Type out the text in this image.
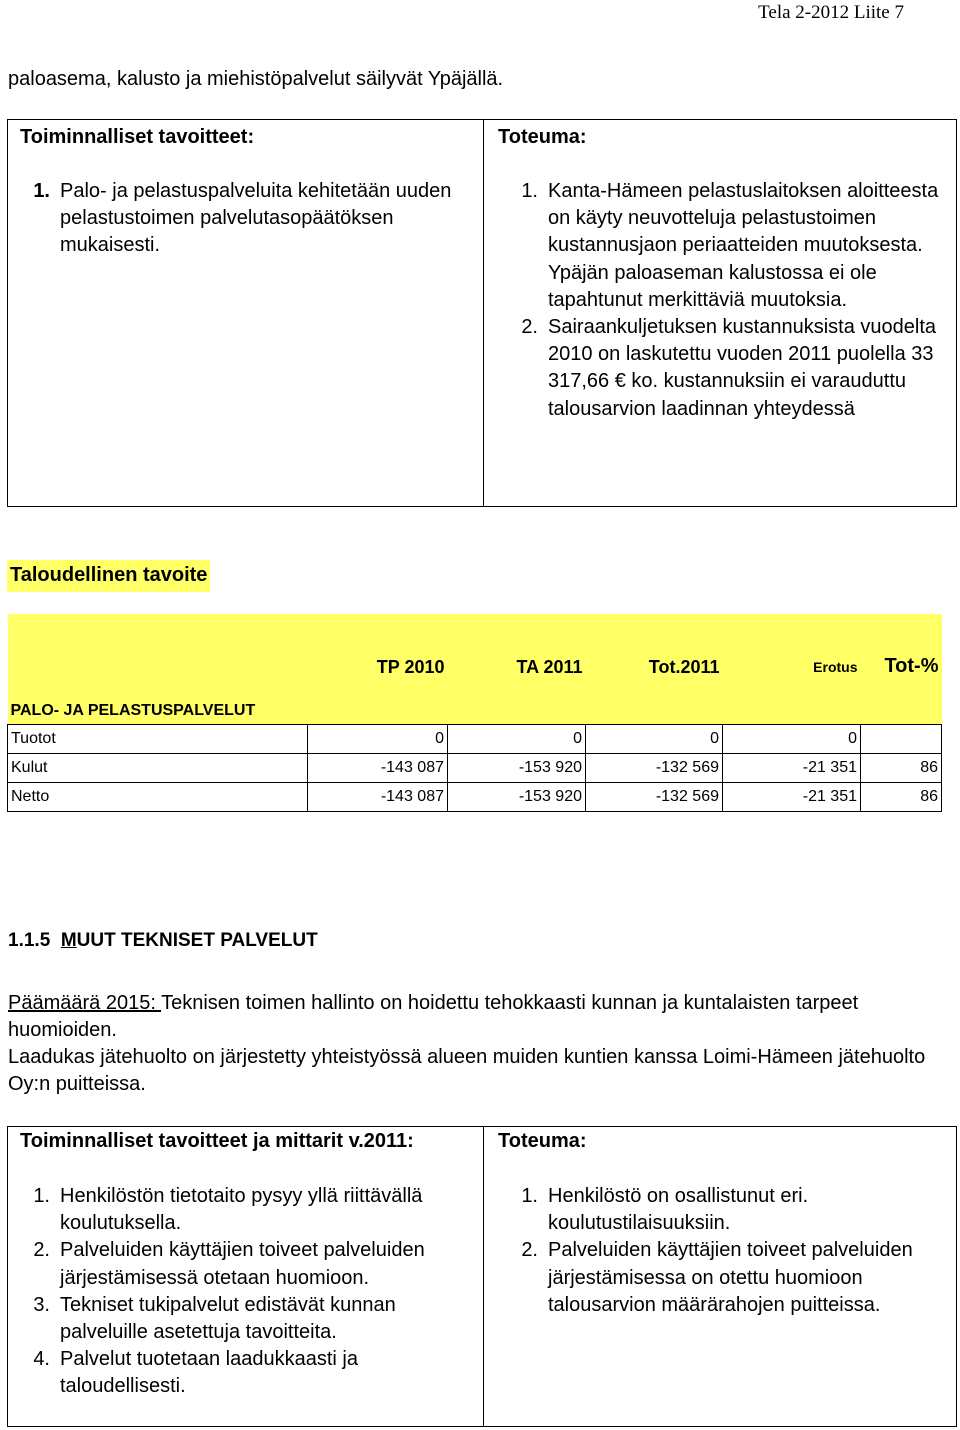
Tela 2-2012 Liite 7
paloasema, kalusto ja miehistöpalvelut säilyvät Ypäjällä.
Toiminnalliset tavoitteet:
1. Palo- ja pelastuspalveluita kehitetään uuden pelastustoimen palvelutasopäätöksen mukaisesti.
Toteuma:
1. Kanta-Hämeen pelastuslaitoksen aloitteesta on käyty neuvotteluja pelastustoimen kustannusjaon periaatteiden muutoksesta. Ypäjän paloaseman kalustossa ei ole tapahtunut merkittäviä muutoksia.
2. Sairaankuljetuksen kustannuksista vuodelta 2010 on laskutettu vuoden 2011 puolella 33 317,66 € ko. kustannuksiin ei varauduttu talousarvion laadinnan yhteydessä
Taloudellinen tavoite
	TP 2010	TA 2011	Tot.2011	Erotus	Tot-%
PALO- JA PELASTUSPALVELUT					
Tuotot	0	0	0	0	
Kulut	-143 087	-153 920	-132 569	-21 351	86
Netto	-143 087	-153 920	-132 569	-21 351	86
1.1.5 MUUT TEKNISET PALVELUT
Päämäärä 2015: Teknisen toimen hallinto on hoidettu tehokkaasti kunnan ja kuntalaisten tarpeet huomioiden.
Laadukas jätehuolto on järjestetty yhteistyössä alueen muiden kuntien kanssa Loimi-Hämeen jätehuolto Oy:n puitteissa.
Toiminnalliset tavoitteet ja mittarit v.2011:
1. Henkilöstön tietotaito pysyy yllä riittävällä koulutuksella.
2. Palveluiden käyttäjien toiveet palveluiden järjestämisessä otetaan huomioon.
3. Tekniset tukipalvelut edistävät kunnan palveluille asetettuja tavoitteita.
4. Palvelut tuotetaan laadukkaasti ja taloudellisesti.
Toteuma:
1. Henkilöstö on osallistunut eri. koulutustilaisuuksiin.
2. Palveluiden käyttäjien toiveet palveluiden järjestämisessa on otettu huomioon talousarvion määrärahojen puitteissa.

========

Problem to work on:
Look for "tavoitteet" and pull out every line that has it.

Response:
Toiminnalliset tavoitteet:
Toiminnalliset tavoitteet ja mittarit v.2011:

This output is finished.